**Records**
═══
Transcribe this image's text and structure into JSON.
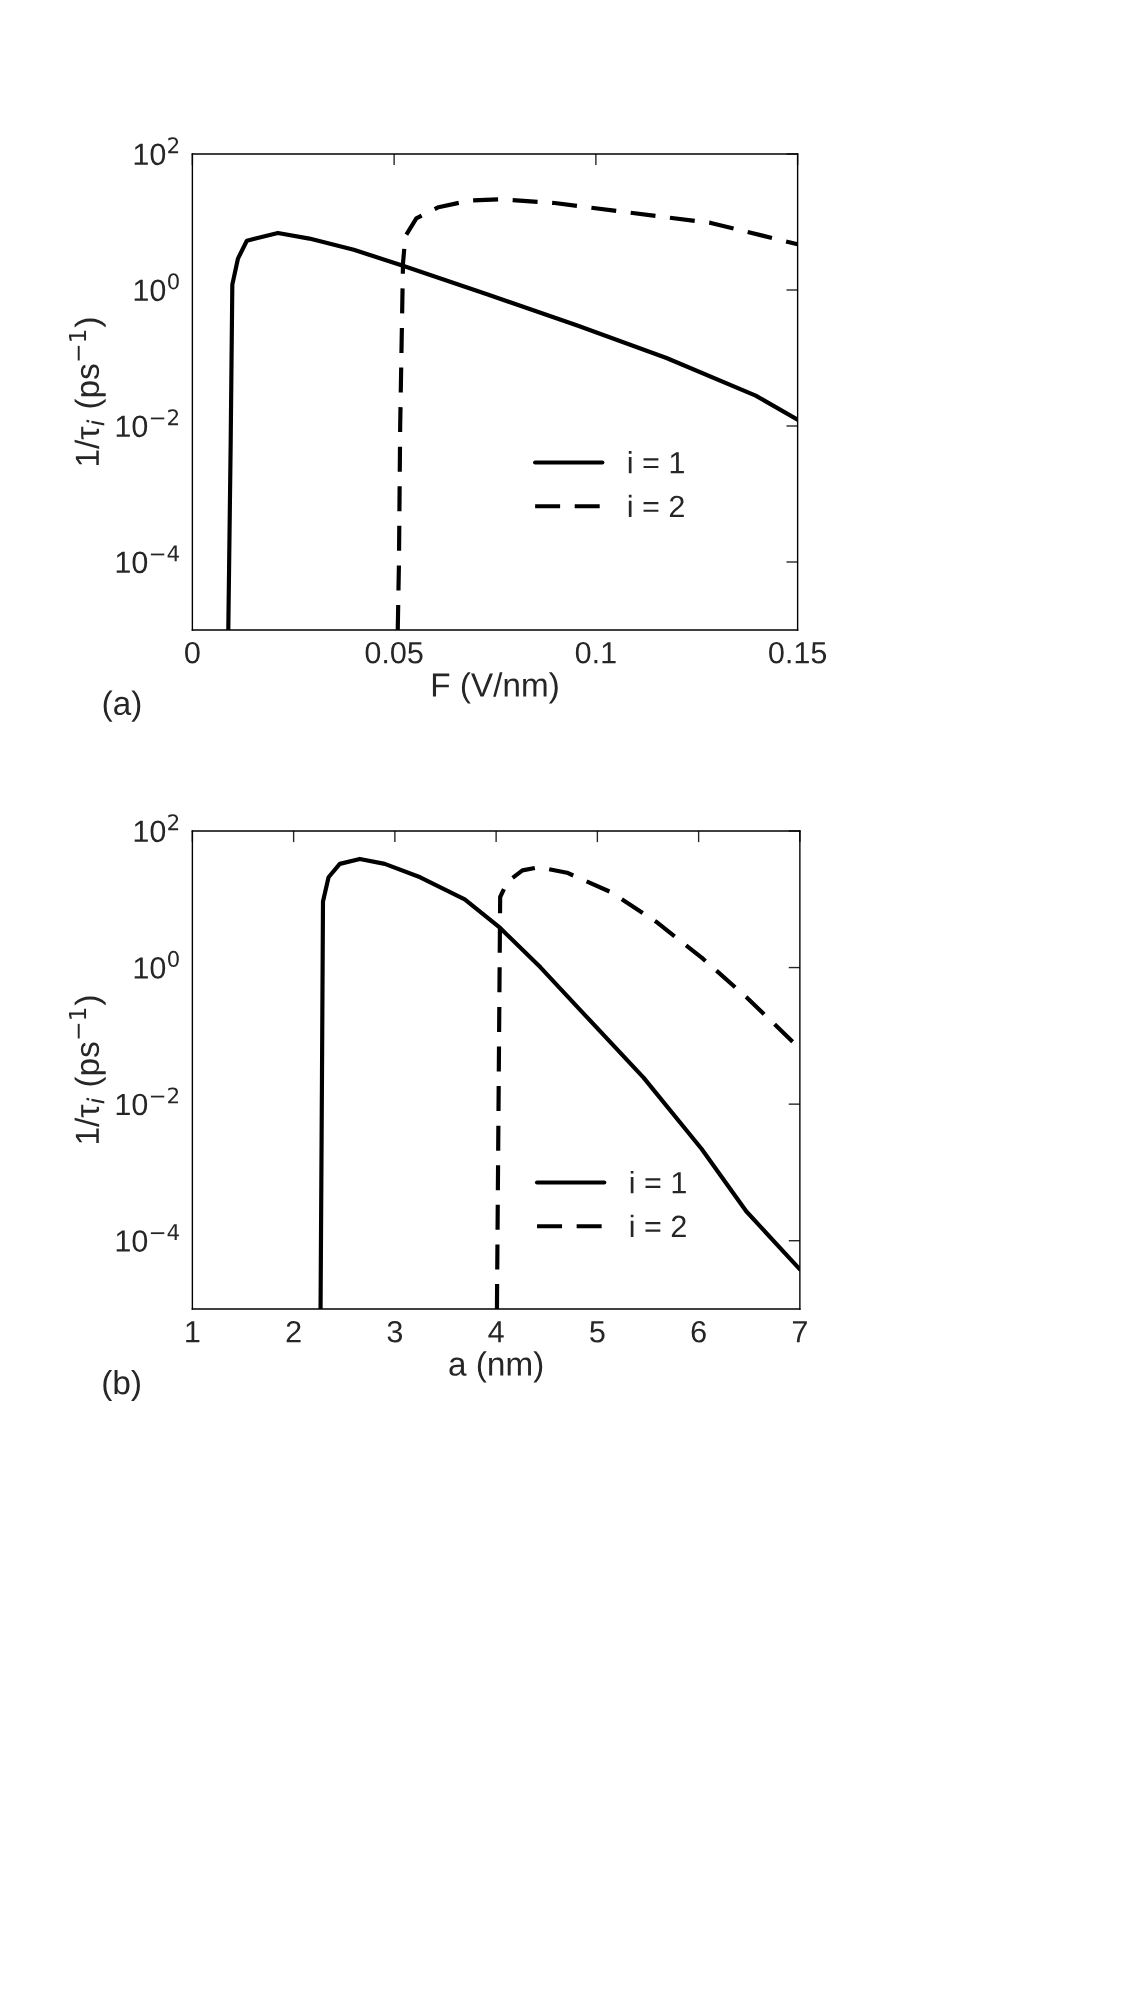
{
  "chart_data": [
    {
      "type": "line",
      "xlabel": "F (V/nm)",
      "ylabel": "1/τ$_{i}$ (ps$^{−1}$)",
      "log": "y",
      "grid": false,
      "legend": "center right",
      "annotations": [
        "(a)"
      ],
      "xlim": [
        0,
        0.15
      ],
      "xticks": [
        0,
        0.05,
        0.1,
        0.15
      ],
      "ylim": [
        1e-05,
        100
      ],
      "yticks": [
        {
          "value": 0.0001,
          "label": "10$^{−4}$"
        },
        {
          "value": 0.01,
          "label": "10$^{−2}$"
        },
        {
          "value": 1,
          "label": "10$^{0}$"
        },
        {
          "value": 100,
          "label": "10$^{2}$"
        }
      ],
      "series": [
        {
          "name": "i = 1",
          "color": "#000000",
          "line_style": "solid",
          "x": [
            0.0089,
            0.0095,
            0.0099,
            0.0113,
            0.0135,
            0.0212,
            0.029,
            0.04,
            0.052,
            0.0732,
            0.0954,
            0.1175,
            0.1396,
            0.15
          ],
          "values": [
            1e-05,
            0.006,
            1.2,
            2.9,
            5.3,
            6.9,
            5.7,
            3.9,
            2.3,
            0.86,
            0.3,
            0.1,
            0.028,
            0.0124
          ]
        },
        {
          "name": "i = 2",
          "color": "#000000",
          "line_style": "dashed",
          "x": [
            0.0509,
            0.0512,
            0.0515,
            0.0522,
            0.0528,
            0.0555,
            0.061,
            0.0688,
            0.0765,
            0.0898,
            0.1064,
            0.1285,
            0.15
          ],
          "values": [
            1e-05,
            0.0001,
            0.01,
            2.5,
            6.2,
            11.3,
            16.5,
            20.7,
            21.6,
            19,
            14.2,
            9.7,
            4.7
          ]
        }
      ]
    },
    {
      "type": "line",
      "xlabel": "a (nm)",
      "ylabel": "1/τ$_{i}$ (ps$^{−1}$)",
      "log": "y",
      "grid": false,
      "legend": "lower right",
      "annotations": [
        "(b)"
      ],
      "xlim": [
        1,
        7
      ],
      "xticks": [
        1,
        2,
        3,
        4,
        5,
        6,
        7
      ],
      "ylim": [
        1e-05,
        100
      ],
      "yticks": [
        {
          "value": 0.0001,
          "label": "10$^{−4}$"
        },
        {
          "value": 0.01,
          "label": "10$^{−2}$"
        },
        {
          "value": 1,
          "label": "10$^{0}$"
        },
        {
          "value": 100,
          "label": "10$^{2}$"
        }
      ],
      "series": [
        {
          "name": "i = 1",
          "color": "#000000",
          "line_style": "solid",
          "x": [
            2.266,
            2.28,
            2.29,
            2.345,
            2.456,
            2.654,
            2.9,
            3.25,
            3.69,
            4.04,
            4.44,
            4.88,
            5.456,
            6.03,
            6.47,
            7
          ],
          "values": [
            1e-05,
            0.0245,
            9.3,
            21,
            33,
            39,
            33,
            21,
            10,
            3.8,
            1,
            0.2,
            0.0245,
            0.0022,
            0.00027,
            3.8e-05
          ]
        },
        {
          "name": "i = 2",
          "color": "#000000",
          "line_style": "dashed",
          "x": [
            4.008,
            4.026,
            4.04,
            4.11,
            4.26,
            4.42,
            4.7,
            5.14,
            5.58,
            6.03,
            6.47,
            7
          ],
          "values": [
            1e-05,
            0.0245,
            10.8,
            18,
            26.5,
            29.5,
            24.5,
            12.6,
            4.7,
            1.4,
            0.37,
            0.065
          ]
        }
      ]
    }
  ]
}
═══
**Task objective**
Copy each line of the entries that includes the word "legend".

**Answer**
      "legend": "center right",
      "legend": "lower right",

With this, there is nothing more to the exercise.